__Exercise requirements__:
Read the records and gather each line that includes "screenshot".
# # # # #
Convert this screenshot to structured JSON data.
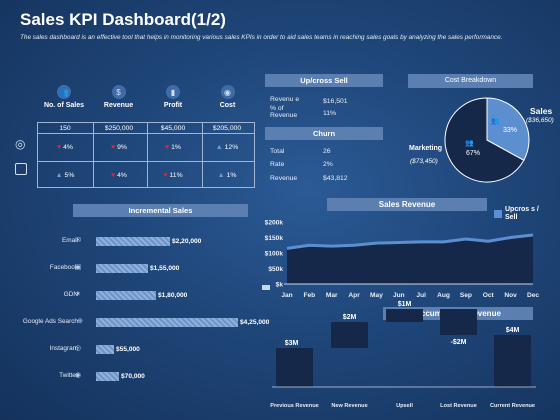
{
  "header": {
    "title": "Sales KPI Dashboard(1/2)",
    "description": "The sales dashboard is an effective tool that helps in monitoring various sales KPIs in order to aid sales teams in reaching sales goals by analyzing the sales performance."
  },
  "kpi": {
    "columns": [
      {
        "label": "No. of Sales",
        "icon": "people-icon"
      },
      {
        "label": "Revenue",
        "icon": "money-icon"
      },
      {
        "label": "Profit",
        "icon": "chart-icon"
      },
      {
        "label": "Cost",
        "icon": "coins-icon"
      }
    ],
    "totals": [
      "150",
      "$250,000",
      "$45,000",
      "$205,000"
    ],
    "rows": [
      {
        "icon": "target-icon",
        "cells": [
          {
            "v": "4%",
            "dir": "down"
          },
          {
            "v": "9%",
            "dir": "down"
          },
          {
            "v": "1%",
            "dir": "down"
          },
          {
            "v": "12%",
            "dir": "up"
          }
        ]
      },
      {
        "icon": "calendar-icon",
        "cells": [
          {
            "v": "5%",
            "dir": "up"
          },
          {
            "v": "4%",
            "dir": "down"
          },
          {
            "v": "11%",
            "dir": "down"
          },
          {
            "v": "1%",
            "dir": "up"
          }
        ]
      }
    ]
  },
  "upcross": {
    "title": "Up/cross Sell",
    "rows": [
      {
        "label": "Revenu e",
        "value": "$16,501"
      },
      {
        "label": "% of Revenue",
        "value": "11%"
      }
    ]
  },
  "churn": {
    "title": "Churn",
    "rows": [
      {
        "label": "Total",
        "value": "26"
      },
      {
        "label": "Rate",
        "value": "2%"
      },
      {
        "label": "Revenue",
        "value": "$43,812"
      }
    ]
  },
  "cost_breakdown": {
    "title": "Cost Breakdown",
    "sales_label": "Sales",
    "sales_value": "($36,650)",
    "sales_pct": "33%",
    "marketing_label": "Marketing",
    "marketing_value": "($73,450)",
    "marketing_pct": "67%",
    "colors": {
      "sales": "#5b8fd0",
      "marketing": "#15284a"
    }
  },
  "incremental_sales": {
    "title": "Incremental Sales",
    "items": [
      {
        "label": "Email",
        "value": "$2,20,000",
        "amount": 220000,
        "icon": "email-icon"
      },
      {
        "label": "Facebook",
        "value": "$1,55,000",
        "amount": 155000,
        "icon": "facebook-icon"
      },
      {
        "label": "GDN",
        "value": "$1,80,000",
        "amount": 180000,
        "icon": "network-icon"
      },
      {
        "label": "Google Ads Search",
        "value": "$4,25,000",
        "amount": 425000,
        "icon": "globe-icon"
      },
      {
        "label": "Instagram",
        "value": "$55,000",
        "amount": 55000,
        "icon": "instagram-icon"
      },
      {
        "label": "Twitter",
        "value": "$70,000",
        "amount": 70000,
        "icon": "twitter-icon"
      }
    ]
  },
  "sales_revenue": {
    "title": "Sales Revenue",
    "legend": "Upcros s / Sell",
    "y_ticks": [
      "$200k",
      "$150k",
      "$100k",
      "$50k",
      "$k"
    ]
  },
  "accumulated_revenue": {
    "title": "Accumulated Revenue",
    "steps": [
      {
        "label": "Previous Revenue",
        "value": "$3M"
      },
      {
        "label": "New Revenue",
        "value": "$2M"
      },
      {
        "label": "Upsell",
        "value": "$1M"
      },
      {
        "label": "Lost Revenue",
        "value": "-$2M"
      },
      {
        "label": "Current Revenue",
        "value": "$4M"
      }
    ]
  },
  "chart_data": [
    {
      "type": "area",
      "title": "Sales Revenue",
      "categories": [
        "Jan",
        "Feb",
        "Mar",
        "Apr",
        "May",
        "Jun",
        "Jul",
        "Aug",
        "Sep",
        "Oct",
        "Nov",
        "Dec"
      ],
      "series": [
        {
          "name": "Upcros s / Sell",
          "values": [
            115,
            125,
            122,
            125,
            132,
            134,
            136,
            136,
            145,
            138,
            150,
            158
          ]
        }
      ],
      "ylim": [
        0,
        200
      ],
      "y_ticks": [
        "$200k",
        "$150k",
        "$100k",
        "$50k",
        "$k"
      ]
    },
    {
      "type": "bar",
      "title": "Incremental Sales",
      "categories": [
        "Email",
        "Facebook",
        "GDN",
        "Google Ads Search",
        "Instagram",
        "Twitter"
      ],
      "values": [
        220000,
        155000,
        180000,
        425000,
        55000,
        70000
      ]
    },
    {
      "type": "pie",
      "title": "Cost Breakdown",
      "categories": [
        "Sales",
        "Marketing"
      ],
      "values": [
        33,
        67
      ]
    },
    {
      "type": "bar",
      "title": "Accumulated Revenue",
      "categories": [
        "Previous Revenue",
        "New Revenue",
        "Upsell",
        "Lost Revenue",
        "Current Revenue"
      ],
      "values": [
        3,
        2,
        1,
        -2,
        4
      ]
    }
  ]
}
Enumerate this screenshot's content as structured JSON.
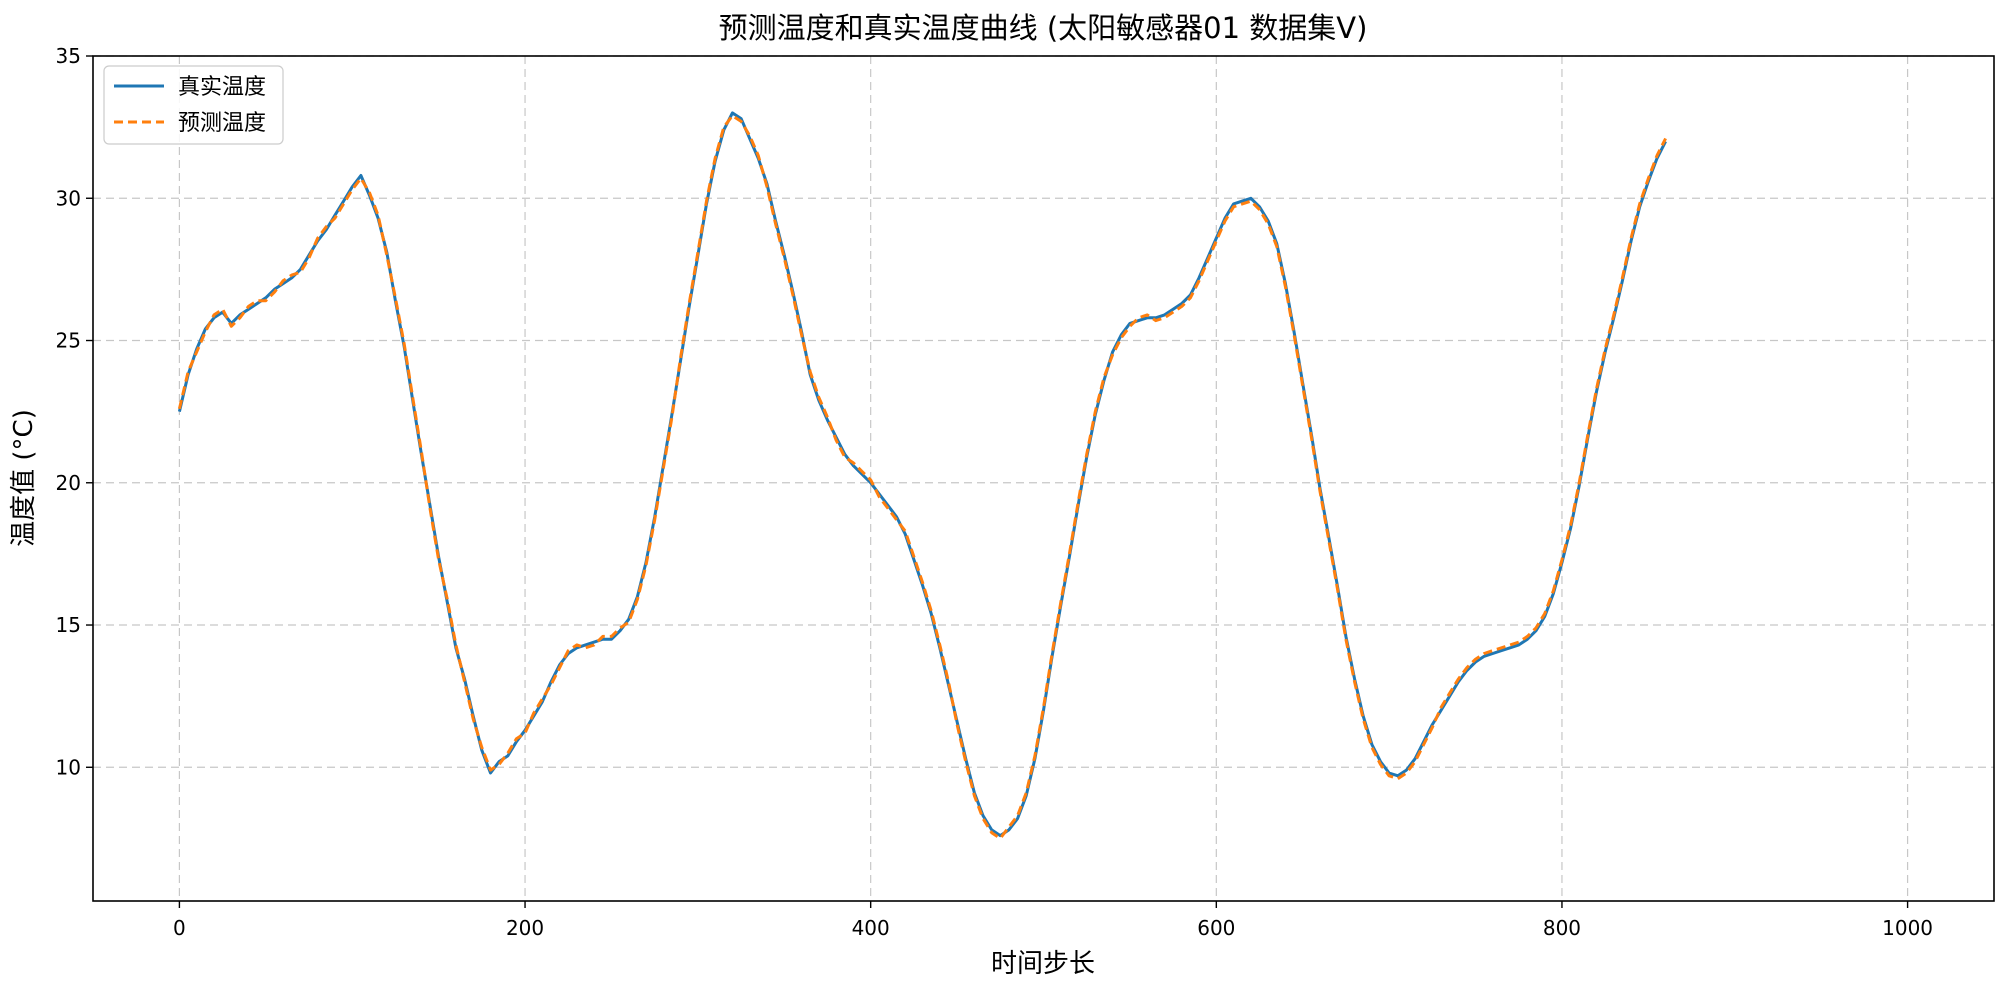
{
  "chart_data": {
    "type": "line",
    "title": "预测温度和真实温度曲线 (太阳敏感器01 数据集V)",
    "xlabel": "时间步长",
    "ylabel": "温度值 (°C)",
    "xlim": [
      -50,
      1050
    ],
    "ylim": [
      5.3,
      35
    ],
    "x_ticks": [
      0,
      200,
      400,
      600,
      800,
      1000
    ],
    "y_ticks": [
      10,
      15,
      20,
      25,
      30,
      35
    ],
    "grid": true,
    "legend_position": "top-left",
    "series": [
      {
        "name": "真实温度",
        "color": "#1f77b4",
        "style": "solid",
        "x_start": 0,
        "x_step": 5,
        "values": [
          22.5,
          23.8,
          24.7,
          25.4,
          25.8,
          26.0,
          25.6,
          25.9,
          26.1,
          26.3,
          26.5,
          26.8,
          27.0,
          27.2,
          27.5,
          28.0,
          28.5,
          28.9,
          29.4,
          29.9,
          30.4,
          30.8,
          30.1,
          29.3,
          28.1,
          26.4,
          24.8,
          22.9,
          21.0,
          19.2,
          17.4,
          15.8,
          14.2,
          13.1,
          11.8,
          10.6,
          9.8,
          10.2,
          10.4,
          10.9,
          11.3,
          11.8,
          12.3,
          13.0,
          13.6,
          14.0,
          14.2,
          14.3,
          14.4,
          14.5,
          14.5,
          14.8,
          15.2,
          16.0,
          17.2,
          18.8,
          20.6,
          22.4,
          24.3,
          26.2,
          28.0,
          29.8,
          31.3,
          32.4,
          33.0,
          32.8,
          32.1,
          31.4,
          30.5,
          29.2,
          28.0,
          26.7,
          25.3,
          23.8,
          22.9,
          22.2,
          21.6,
          21.0,
          20.6,
          20.3,
          20.0,
          19.6,
          19.2,
          18.8,
          18.2,
          17.3,
          16.4,
          15.4,
          14.2,
          12.9,
          11.6,
          10.3,
          9.1,
          8.3,
          7.8,
          7.6,
          7.8,
          8.2,
          9.0,
          10.3,
          12.0,
          13.9,
          15.7,
          17.4,
          19.2,
          20.9,
          22.4,
          23.6,
          24.6,
          25.2,
          25.6,
          25.7,
          25.8,
          25.8,
          25.9,
          26.1,
          26.3,
          26.6,
          27.2,
          27.9,
          28.6,
          29.3,
          29.8,
          29.9,
          30.0,
          29.7,
          29.2,
          28.4,
          27.0,
          25.3,
          23.5,
          21.7,
          19.8,
          18.1,
          16.4,
          14.6,
          13.1,
          11.8,
          10.8,
          10.2,
          9.8,
          9.7,
          9.9,
          10.3,
          10.9,
          11.5,
          12.0,
          12.5,
          13.0,
          13.4,
          13.7,
          13.9,
          14.0,
          14.1,
          14.2,
          14.3,
          14.5,
          14.8,
          15.3,
          16.1,
          17.2,
          18.4,
          19.9,
          21.6,
          23.2,
          24.6,
          25.8,
          27.1,
          28.5,
          29.7,
          30.6,
          31.4,
          32.0
        ]
      },
      {
        "name": "预测温度",
        "color": "#ff7f0e",
        "style": "dashed",
        "x_start": 0,
        "x_step": 5,
        "values": [
          22.6,
          23.9,
          24.6,
          25.3,
          25.9,
          26.1,
          25.5,
          25.8,
          26.2,
          26.4,
          26.4,
          26.7,
          27.1,
          27.3,
          27.4,
          27.9,
          28.6,
          29.0,
          29.3,
          29.8,
          30.3,
          30.7,
          30.2,
          29.4,
          28.0,
          26.5,
          24.9,
          23.0,
          21.1,
          19.1,
          17.3,
          15.9,
          14.3,
          13.0,
          11.7,
          10.7,
          9.9,
          10.1,
          10.5,
          11.0,
          11.2,
          11.9,
          12.4,
          12.9,
          13.5,
          14.1,
          14.3,
          14.2,
          14.3,
          14.6,
          14.6,
          14.9,
          15.1,
          15.9,
          17.1,
          18.7,
          20.5,
          22.3,
          24.4,
          26.3,
          28.1,
          29.9,
          31.4,
          32.5,
          32.9,
          32.7,
          32.2,
          31.5,
          30.4,
          29.1,
          27.9,
          26.6,
          25.2,
          23.9,
          23.0,
          22.3,
          21.5,
          20.9,
          20.7,
          20.4,
          20.1,
          19.5,
          19.1,
          18.7,
          18.3,
          17.4,
          16.5,
          15.5,
          14.3,
          13.0,
          11.5,
          10.2,
          9.0,
          8.2,
          7.7,
          7.5,
          7.9,
          8.3,
          9.1,
          10.4,
          12.1,
          14.0,
          15.8,
          17.5,
          19.3,
          21.0,
          22.5,
          23.7,
          24.5,
          25.1,
          25.5,
          25.8,
          25.9,
          25.7,
          25.8,
          26.0,
          26.2,
          26.5,
          27.1,
          27.8,
          28.5,
          29.2,
          29.7,
          29.8,
          29.9,
          29.6,
          29.1,
          28.3,
          26.9,
          25.2,
          23.4,
          21.6,
          19.7,
          18.0,
          16.3,
          14.5,
          13.0,
          11.7,
          10.7,
          10.1,
          9.7,
          9.6,
          9.8,
          10.2,
          10.8,
          11.4,
          12.1,
          12.6,
          13.1,
          13.5,
          13.8,
          14.0,
          14.1,
          14.2,
          14.3,
          14.4,
          14.6,
          14.9,
          15.4,
          16.2,
          17.3,
          18.5,
          20.0,
          21.7,
          23.3,
          24.7,
          25.9,
          27.2,
          28.6,
          29.8,
          30.7,
          31.5,
          32.1
        ]
      }
    ]
  }
}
# # # # #
__Result__:
Convert this screenshot to structured JSON data.
Enumerate this screenshot's content as structured JSON.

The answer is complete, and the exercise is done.